Return each line of the data below exactly, omitting any pictures.

◆ **Data to process**
====

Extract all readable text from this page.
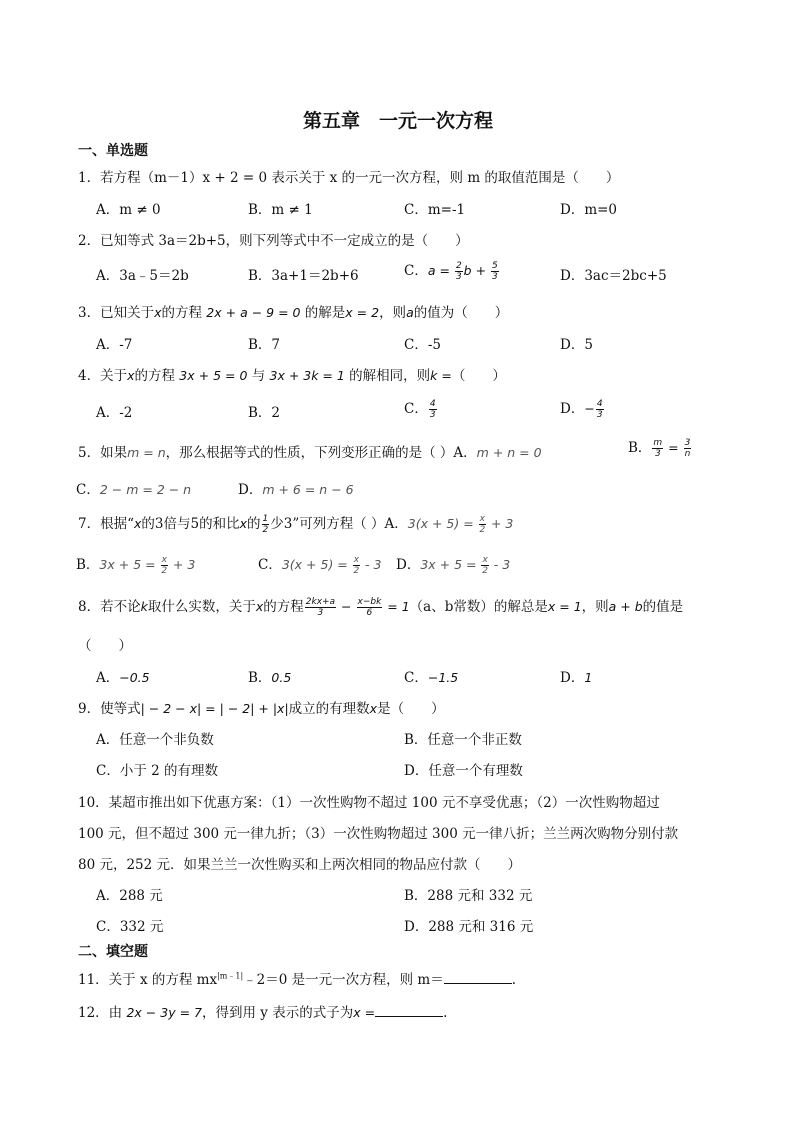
第五章　一元一次方程
一、单选题
1．若方程（m－1）x + 2 = 0 表示关于 x 的一元一次方程，则 m 的取值范围是（　　）
A．m ≠ 0	B．m ≠ 1	C．m=-1	D．m=0
2．已知等式 3a＝2b+5，则下列等式中不一定成立的是（　　）
A．3a﹣5＝2b	B．3a+1＝2b+6	C．$a = \frac{2}{3}$ $b + \frac{5}{3}$	D．3ac＝2bc+5
3．已知关于x的方程 2x + a − 9 = 0 的解是x = 2，则a的值为（　　）
A．-7	B．7	C．-5	D．5
4．关于x的方程 3x + 5 = 0 与 3x + 3k = 1 的解相同，则k =（　　）
A．-2	B．2	C． $\frac{4}{3}$	D．− $\frac{4}{3}$
5．如果m = n，那么根据等式的性质，下列变形正确的是（ ）A．m + n = 0	B． $\frac{m}{3} = \frac{3}{n}$
C．2 − m = 2 − n	D．m + 6 = n − 6
7．根据“x的3倍与5的和比x的 $\frac{1}{2}$ 少3”可列方程（ ）A．$3(x + 5) = \frac{x}{2} + 3$
B．$3x + 5 = \frac{x}{2} + 3$	C．$3(x + 5) = \frac{x}{2} - 3$ D．$3x + 5 = \frac{x}{2} - 3$
8．若不论k取什么实数，关于x的方程 $\frac{2kx+a}{3} - \frac{x-bk}{6} = 1(a$、b常数）的解总是x = 1，则a + b的值是
（　　）
A．−0.5	B．0.5	C．−1.5	D．1
9．使等式| − 2 − x| = | − 2| + |x|成立的有理数x是（　　）
A．任意一个非负数	B．任意一个非正数
C．小于 2 的有理数	D．任意一个有理数
10．某超市推出如下优惠方案：（1）一次性购物不超过 100 元不享受优惠；（2）一次性购物超过
100 元，但不超过 300 元一律九折；（3）一次性购物超过 300 元一律八折；兰兰两次购物分别付款
80 元，252 元．如果兰兰一次性购买和上两次相同的物品应付款（　　）
A．288 元	B．288 元和 332 元
C．332 元	D．288 元和 316 元
二、填空题
11．关于 x 的方程 $mx^{|m﹣1|}﹣2=0$ 是一元一次方程，则 m＝	.
12．由 2x − 3y = 7，得到用 y 表示的式子为x =	.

====

◆ **The response**
Extract all readable text from this page.
第五章　一元一次方程
一、单选题
1．若方程（m－1）x + 2 = 0 表示关于 x 的一元一次方程，则 m 的取值范围是（　　）
A．m ≠ 0	B．m ≠ 1	C．m=-1	D．m=0
2．已知等式 3a＝2b+5，则下列等式中不一定成立的是（　　）
A．3a﹣5＝2b	B．3a+1＝2b+6	C．$a = \frac{2}{3}$ $b + \frac{5}{3}$	D．3ac＝2bc+5
3．已知关于x的方程 2x + a − 9 = 0 的解是x = 2，则a的值为（　　）
A．-7	B．7	C．-5	D．5
4．关于x的方程 3x + 5 = 0 与 3x + 3k = 1 的解相同，则k =（　　）
A．-2	B．2	C． $\frac{4}{3}$	D．− $\frac{4}{3}$
5．如果m = n，那么根据等式的性质，下列变形正确的是（ ）A．m + n = 0	B． $\frac{m}{3} = \frac{3}{n}$
C．2 − m = 2 − n	D．m + 6 = n − 6
7．根据“x的3倍与5的和比x的 $\frac{1}{2}$ 少3”可列方程（ ）A．$3(x + 5) = \frac{x}{2} + 3$
B．$3x + 5 = \frac{x}{2} + 3$	C．$3(x + 5) = \frac{x}{2} - 3$ D．$3x + 5 = \frac{x}{2} - 3$
8．若不论k取什么实数，关于x的方程 $\frac{2kx+a}{3} - \frac{x-bk}{6} = 1(a$、b常数）的解总是x = 1，则a + b的值是
（　　）
A．−0.5	B．0.5	C．−1.5	D．1
9．使等式| − 2 − x| = | − 2| + |x|成立的有理数x是（　　）
A．任意一个非负数	B．任意一个非正数
C．小于 2 的有理数	D．任意一个有理数
10．某超市推出如下优惠方案：（1）一次性购物不超过 100 元不享受优惠；（2）一次性购物超过
100 元，但不超过 300 元一律九折；（3）一次性购物超过 300 元一律八折；兰兰两次购物分别付款
80 元，252 元．如果兰兰一次性购买和上两次相同的物品应付款（　　）
A．288 元	B．288 元和 332 元
C．332 元	D．288 元和 316 元
二、填空题
11．关于 x 的方程 $mx^{|m﹣1|}﹣2=0$ 是一元一次方程，则 m＝	.
12．由 2x − 3y = 7，得到用 y 表示的式子为x =	.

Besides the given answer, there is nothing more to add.